What you are asked to do =
Write out the whole listing again, exactly.

(Excerpt from a dataset)
_ _ _ _

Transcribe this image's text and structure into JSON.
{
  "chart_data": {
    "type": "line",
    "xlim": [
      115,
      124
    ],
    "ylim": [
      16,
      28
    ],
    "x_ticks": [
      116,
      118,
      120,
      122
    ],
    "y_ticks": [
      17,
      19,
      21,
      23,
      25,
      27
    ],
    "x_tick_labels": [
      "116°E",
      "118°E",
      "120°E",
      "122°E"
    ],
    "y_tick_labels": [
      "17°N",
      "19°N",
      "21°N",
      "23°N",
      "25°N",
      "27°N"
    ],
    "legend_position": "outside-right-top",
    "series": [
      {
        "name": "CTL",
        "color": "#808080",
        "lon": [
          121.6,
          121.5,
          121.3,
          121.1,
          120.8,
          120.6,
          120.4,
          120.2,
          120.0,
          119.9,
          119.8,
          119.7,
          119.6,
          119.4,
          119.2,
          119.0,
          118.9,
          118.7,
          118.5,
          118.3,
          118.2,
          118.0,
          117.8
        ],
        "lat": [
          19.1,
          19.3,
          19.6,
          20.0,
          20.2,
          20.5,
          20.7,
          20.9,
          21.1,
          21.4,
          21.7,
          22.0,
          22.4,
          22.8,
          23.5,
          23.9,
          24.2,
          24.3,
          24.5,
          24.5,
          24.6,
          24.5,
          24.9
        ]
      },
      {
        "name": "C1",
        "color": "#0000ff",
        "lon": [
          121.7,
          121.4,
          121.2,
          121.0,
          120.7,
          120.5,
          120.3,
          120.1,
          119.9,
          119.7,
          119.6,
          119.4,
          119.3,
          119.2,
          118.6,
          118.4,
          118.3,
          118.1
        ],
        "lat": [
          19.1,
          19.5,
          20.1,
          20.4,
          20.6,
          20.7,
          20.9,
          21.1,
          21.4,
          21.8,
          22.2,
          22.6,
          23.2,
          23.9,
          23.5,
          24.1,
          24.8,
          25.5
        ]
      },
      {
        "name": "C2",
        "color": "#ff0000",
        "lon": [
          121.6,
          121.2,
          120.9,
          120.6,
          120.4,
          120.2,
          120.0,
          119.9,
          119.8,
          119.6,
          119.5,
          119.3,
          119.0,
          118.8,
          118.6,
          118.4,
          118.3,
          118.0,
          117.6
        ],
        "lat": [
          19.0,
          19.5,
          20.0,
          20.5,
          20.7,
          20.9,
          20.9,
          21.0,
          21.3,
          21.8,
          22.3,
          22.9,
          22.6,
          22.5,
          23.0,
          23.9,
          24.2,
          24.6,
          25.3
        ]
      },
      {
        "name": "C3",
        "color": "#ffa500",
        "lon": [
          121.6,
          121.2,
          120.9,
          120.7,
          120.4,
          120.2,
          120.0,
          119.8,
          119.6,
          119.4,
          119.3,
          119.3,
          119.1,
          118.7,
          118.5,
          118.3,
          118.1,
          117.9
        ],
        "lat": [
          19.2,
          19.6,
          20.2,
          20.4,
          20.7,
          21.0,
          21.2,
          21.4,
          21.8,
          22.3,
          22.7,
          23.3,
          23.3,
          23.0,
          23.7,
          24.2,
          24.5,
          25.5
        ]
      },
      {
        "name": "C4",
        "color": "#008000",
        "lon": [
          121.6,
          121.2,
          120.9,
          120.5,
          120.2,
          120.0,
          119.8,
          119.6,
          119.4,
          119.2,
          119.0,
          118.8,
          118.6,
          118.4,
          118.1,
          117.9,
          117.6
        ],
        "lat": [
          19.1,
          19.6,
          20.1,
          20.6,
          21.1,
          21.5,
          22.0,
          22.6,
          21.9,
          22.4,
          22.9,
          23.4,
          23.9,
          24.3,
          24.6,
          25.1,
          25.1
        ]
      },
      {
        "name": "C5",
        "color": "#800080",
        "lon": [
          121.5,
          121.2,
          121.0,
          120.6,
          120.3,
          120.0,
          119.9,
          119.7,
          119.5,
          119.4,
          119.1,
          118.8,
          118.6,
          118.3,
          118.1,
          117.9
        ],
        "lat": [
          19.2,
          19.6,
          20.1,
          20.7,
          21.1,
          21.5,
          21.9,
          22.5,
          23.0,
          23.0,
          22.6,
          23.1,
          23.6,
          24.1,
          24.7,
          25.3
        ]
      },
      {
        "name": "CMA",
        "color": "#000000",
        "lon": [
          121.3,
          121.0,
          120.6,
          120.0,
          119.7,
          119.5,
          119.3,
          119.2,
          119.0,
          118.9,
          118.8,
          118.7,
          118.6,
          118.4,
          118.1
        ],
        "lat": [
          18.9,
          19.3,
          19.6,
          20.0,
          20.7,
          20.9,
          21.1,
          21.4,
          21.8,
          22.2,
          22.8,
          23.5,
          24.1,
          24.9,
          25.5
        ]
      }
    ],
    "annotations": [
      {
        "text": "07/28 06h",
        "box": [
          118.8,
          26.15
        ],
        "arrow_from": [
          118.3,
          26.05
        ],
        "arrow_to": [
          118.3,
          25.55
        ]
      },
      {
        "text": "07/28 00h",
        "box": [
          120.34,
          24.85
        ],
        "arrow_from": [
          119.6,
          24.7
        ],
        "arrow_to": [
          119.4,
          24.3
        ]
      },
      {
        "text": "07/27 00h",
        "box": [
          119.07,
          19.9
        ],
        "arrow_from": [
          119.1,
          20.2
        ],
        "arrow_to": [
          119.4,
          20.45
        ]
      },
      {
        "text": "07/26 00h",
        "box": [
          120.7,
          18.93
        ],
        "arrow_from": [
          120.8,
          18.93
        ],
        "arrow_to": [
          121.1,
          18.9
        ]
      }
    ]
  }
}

_ _ _ _

Answer in full =
Transcribe this image's text and structure into JSON.
{
  "chart_data": {
    "type": "line",
    "xlim": [
      115,
      124
    ],
    "ylim": [
      16,
      28
    ],
    "x_ticks": [
      116,
      118,
      120,
      122
    ],
    "y_ticks": [
      17,
      19,
      21,
      23,
      25,
      27
    ],
    "x_tick_labels": [
      "116°E",
      "118°E",
      "120°E",
      "122°E"
    ],
    "y_tick_labels": [
      "17°N",
      "19°N",
      "21°N",
      "23°N",
      "25°N",
      "27°N"
    ],
    "legend_position": "outside-right-top",
    "series": [
      {
        "name": "CTL",
        "color": "#808080",
        "lon": [
          121.6,
          121.5,
          121.3,
          121.1,
          120.8,
          120.6,
          120.4,
          120.2,
          120.0,
          119.9,
          119.8,
          119.7,
          119.6,
          119.4,
          119.2,
          119.0,
          118.9,
          118.7,
          118.5,
          118.3,
          118.2,
          118.0,
          117.8
        ],
        "lat": [
          19.1,
          19.3,
          19.6,
          20.0,
          20.2,
          20.5,
          20.7,
          20.9,
          21.1,
          21.4,
          21.7,
          22.0,
          22.4,
          22.8,
          23.5,
          23.9,
          24.2,
          24.3,
          24.5,
          24.5,
          24.6,
          24.5,
          24.9
        ]
      },
      {
        "name": "C1",
        "color": "#0000ff",
        "lon": [
          121.7,
          121.4,
          121.2,
          121.0,
          120.7,
          120.5,
          120.3,
          120.1,
          119.9,
          119.7,
          119.6,
          119.4,
          119.3,
          119.2,
          118.6,
          118.4,
          118.3,
          118.1
        ],
        "lat": [
          19.1,
          19.5,
          20.1,
          20.4,
          20.6,
          20.7,
          20.9,
          21.1,
          21.4,
          21.8,
          22.2,
          22.6,
          23.2,
          23.9,
          23.5,
          24.1,
          24.8,
          25.5
        ]
      },
      {
        "name": "C2",
        "color": "#ff0000",
        "lon": [
          121.6,
          121.2,
          120.9,
          120.6,
          120.4,
          120.2,
          120.0,
          119.9,
          119.8,
          119.6,
          119.5,
          119.3,
          119.0,
          118.8,
          118.6,
          118.4,
          118.3,
          118.0,
          117.6
        ],
        "lat": [
          19.0,
          19.5,
          20.0,
          20.5,
          20.7,
          20.9,
          20.9,
          21.0,
          21.3,
          21.8,
          22.3,
          22.9,
          22.6,
          22.5,
          23.0,
          23.9,
          24.2,
          24.6,
          25.3
        ]
      },
      {
        "name": "C3",
        "color": "#ffa500",
        "lon": [
          121.6,
          121.2,
          120.9,
          120.7,
          120.4,
          120.2,
          120.0,
          119.8,
          119.6,
          119.4,
          119.3,
          119.3,
          119.1,
          118.7,
          118.5,
          118.3,
          118.1,
          117.9
        ],
        "lat": [
          19.2,
          19.6,
          20.2,
          20.4,
          20.7,
          21.0,
          21.2,
          21.4,
          21.8,
          22.3,
          22.7,
          23.3,
          23.3,
          23.0,
          23.7,
          24.2,
          24.5,
          25.5
        ]
      },
      {
        "name": "C4",
        "color": "#008000",
        "lon": [
          121.6,
          121.2,
          120.9,
          120.5,
          120.2,
          120.0,
          119.8,
          119.6,
          119.4,
          119.2,
          119.0,
          118.8,
          118.6,
          118.4,
          118.1,
          117.9,
          117.6
        ],
        "lat": [
          19.1,
          19.6,
          20.1,
          20.6,
          21.1,
          21.5,
          22.0,
          22.6,
          21.9,
          22.4,
          22.9,
          23.4,
          23.9,
          24.3,
          24.6,
          25.1,
          25.1
        ]
      },
      {
        "name": "C5",
        "color": "#800080",
        "lon": [
          121.5,
          121.2,
          121.0,
          120.6,
          120.3,
          120.0,
          119.9,
          119.7,
          119.5,
          119.4,
          119.1,
          118.8,
          118.6,
          118.3,
          118.1,
          117.9
        ],
        "lat": [
          19.2,
          19.6,
          20.1,
          20.7,
          21.1,
          21.5,
          21.9,
          22.5,
          23.0,
          23.0,
          22.6,
          23.1,
          23.6,
          24.1,
          24.7,
          25.3
        ]
      },
      {
        "name": "CMA",
        "color": "#000000",
        "lon": [
          121.3,
          121.0,
          120.6,
          120.0,
          119.7,
          119.5,
          119.3,
          119.2,
          119.0,
          118.9,
          118.8,
          118.7,
          118.6,
          118.4,
          118.1
        ],
        "lat": [
          18.9,
          19.3,
          19.6,
          20.0,
          20.7,
          20.9,
          21.1,
          21.4,
          21.8,
          22.2,
          22.8,
          23.5,
          24.1,
          24.9,
          25.5
        ]
      }
    ],
    "annotations": [
      {
        "text": "07/28 06h",
        "box": [
          118.8,
          26.15
        ],
        "arrow_from": [
          118.3,
          26.05
        ],
        "arrow_to": [
          118.3,
          25.55
        ]
      },
      {
        "text": "07/28 00h",
        "box": [
          120.34,
          24.85
        ],
        "arrow_from": [
          119.6,
          24.7
        ],
        "arrow_to": [
          119.4,
          24.3
        ]
      },
      {
        "text": "07/27 00h",
        "box": [
          119.07,
          19.9
        ],
        "arrow_from": [
          119.1,
          20.2
        ],
        "arrow_to": [
          119.4,
          20.45
        ]
      },
      {
        "text": "07/26 00h",
        "box": [
          120.7,
          18.93
        ],
        "arrow_from": [
          120.8,
          18.93
        ],
        "arrow_to": [
          121.1,
          18.9
        ]
      }
    ]
  }
}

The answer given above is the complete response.